EXERCISE TASK:
Please restate the following records word for word.
═══ ENTRIES ═══
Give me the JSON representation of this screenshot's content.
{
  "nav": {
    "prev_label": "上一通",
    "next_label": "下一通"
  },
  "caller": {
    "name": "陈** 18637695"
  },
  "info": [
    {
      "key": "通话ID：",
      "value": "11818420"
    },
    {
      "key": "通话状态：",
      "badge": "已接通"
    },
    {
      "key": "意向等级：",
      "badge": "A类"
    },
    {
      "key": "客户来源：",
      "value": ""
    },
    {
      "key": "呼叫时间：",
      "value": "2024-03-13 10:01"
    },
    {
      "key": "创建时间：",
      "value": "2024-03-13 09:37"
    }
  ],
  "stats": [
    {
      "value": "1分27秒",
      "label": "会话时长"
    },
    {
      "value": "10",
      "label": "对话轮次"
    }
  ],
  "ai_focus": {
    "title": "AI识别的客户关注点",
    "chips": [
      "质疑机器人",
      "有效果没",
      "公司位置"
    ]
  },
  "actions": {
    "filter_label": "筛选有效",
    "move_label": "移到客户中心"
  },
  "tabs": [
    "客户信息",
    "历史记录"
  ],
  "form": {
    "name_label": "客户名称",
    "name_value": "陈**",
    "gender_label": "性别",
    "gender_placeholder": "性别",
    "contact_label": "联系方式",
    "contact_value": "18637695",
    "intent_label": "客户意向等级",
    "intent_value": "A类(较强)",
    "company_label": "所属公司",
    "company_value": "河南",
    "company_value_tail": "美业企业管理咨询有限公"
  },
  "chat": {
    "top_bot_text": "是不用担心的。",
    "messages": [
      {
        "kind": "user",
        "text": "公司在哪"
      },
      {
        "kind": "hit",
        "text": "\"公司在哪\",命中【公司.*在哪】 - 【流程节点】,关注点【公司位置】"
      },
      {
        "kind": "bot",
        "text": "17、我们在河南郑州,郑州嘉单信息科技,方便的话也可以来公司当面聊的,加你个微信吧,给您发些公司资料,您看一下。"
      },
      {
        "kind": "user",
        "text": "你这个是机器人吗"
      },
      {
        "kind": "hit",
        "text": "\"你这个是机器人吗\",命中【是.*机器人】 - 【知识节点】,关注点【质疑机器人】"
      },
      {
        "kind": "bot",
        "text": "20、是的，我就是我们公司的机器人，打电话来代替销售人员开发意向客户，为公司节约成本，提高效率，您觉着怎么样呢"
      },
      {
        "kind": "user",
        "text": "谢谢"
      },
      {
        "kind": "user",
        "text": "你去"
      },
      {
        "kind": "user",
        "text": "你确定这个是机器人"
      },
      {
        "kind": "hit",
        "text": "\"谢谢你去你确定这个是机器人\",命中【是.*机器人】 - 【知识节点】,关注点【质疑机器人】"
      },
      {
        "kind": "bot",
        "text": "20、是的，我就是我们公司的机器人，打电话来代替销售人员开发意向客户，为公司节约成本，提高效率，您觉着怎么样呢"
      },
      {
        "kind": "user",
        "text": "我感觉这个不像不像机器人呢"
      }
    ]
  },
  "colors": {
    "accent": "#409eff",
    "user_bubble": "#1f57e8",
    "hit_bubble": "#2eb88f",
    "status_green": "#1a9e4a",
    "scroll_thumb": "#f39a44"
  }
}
═══
RESULT OF THIS EXERCISE:
Give me the JSON representation of this screenshot's content.
{
  "nav": {
    "prev_label": "上一通",
    "next_label": "下一通"
  },
  "caller": {
    "name": "陈** 18637695"
  },
  "info": [
    {
      "key": "通话ID：",
      "value": "11818420"
    },
    {
      "key": "通话状态：",
      "badge": "已接通"
    },
    {
      "key": "意向等级：",
      "badge": "A类"
    },
    {
      "key": "客户来源：",
      "value": ""
    },
    {
      "key": "呼叫时间：",
      "value": "2024-03-13 10:01"
    },
    {
      "key": "创建时间：",
      "value": "2024-03-13 09:37"
    }
  ],
  "stats": [
    {
      "value": "1分27秒",
      "label": "会话时长"
    },
    {
      "value": "10",
      "label": "对话轮次"
    }
  ],
  "ai_focus": {
    "title": "AI识别的客户关注点",
    "chips": [
      "质疑机器人",
      "有效果没",
      "公司位置"
    ]
  },
  "actions": {
    "filter_label": "筛选有效",
    "move_label": "移到客户中心"
  },
  "tabs": [
    "客户信息",
    "历史记录"
  ],
  "form": {
    "name_label": "客户名称",
    "name_value": "陈**",
    "gender_label": "性别",
    "gender_placeholder": "性别",
    "contact_label": "联系方式",
    "contact_value": "18637695",
    "intent_label": "客户意向等级",
    "intent_value": "A类(较强)",
    "company_label": "所属公司",
    "company_value": "河南",
    "company_value_tail": "美业企业管理咨询有限公"
  },
  "chat": {
    "top_bot_text": "是不用担心的。",
    "messages": [
      {
        "kind": "user",
        "text": "公司在哪"
      },
      {
        "kind": "hit",
        "text": "\"公司在哪\",命中【公司.*在哪】 - 【流程节点】,关注点【公司位置】"
      },
      {
        "kind": "bot",
        "text": "17、我们在河南郑州,郑州嘉单信息科技,方便的话也可以来公司当面聊的,加你个微信吧,给您发些公司资料,您看一下。"
      },
      {
        "kind": "user",
        "text": "你这个是机器人吗"
      },
      {
        "kind": "hit",
        "text": "\"你这个是机器人吗\",命中【是.*机器人】 - 【知识节点】,关注点【质疑机器人】"
      },
      {
        "kind": "bot",
        "text": "20、是的，我就是我们公司的机器人，打电话来代替销售人员开发意向客户，为公司节约成本，提高效率，您觉着怎么样呢"
      },
      {
        "kind": "user",
        "text": "谢谢"
      },
      {
        "kind": "user",
        "text": "你去"
      },
      {
        "kind": "user",
        "text": "你确定这个是机器人"
      },
      {
        "kind": "hit",
        "text": "\"谢谢你去你确定这个是机器人\",命中【是.*机器人】 - 【知识节点】,关注点【质疑机器人】"
      },
      {
        "kind": "bot",
        "text": "20、是的，我就是我们公司的机器人，打电话来代替销售人员开发意向客户，为公司节约成本，提高效率，您觉着怎么样呢"
      },
      {
        "kind": "user",
        "text": "我感觉这个不像不像机器人呢"
      }
    ]
  },
  "colors": {
    "accent": "#409eff",
    "user_bubble": "#1f57e8",
    "hit_bubble": "#2eb88f",
    "status_green": "#1a9e4a",
    "scroll_thumb": "#f39a44"
  }
}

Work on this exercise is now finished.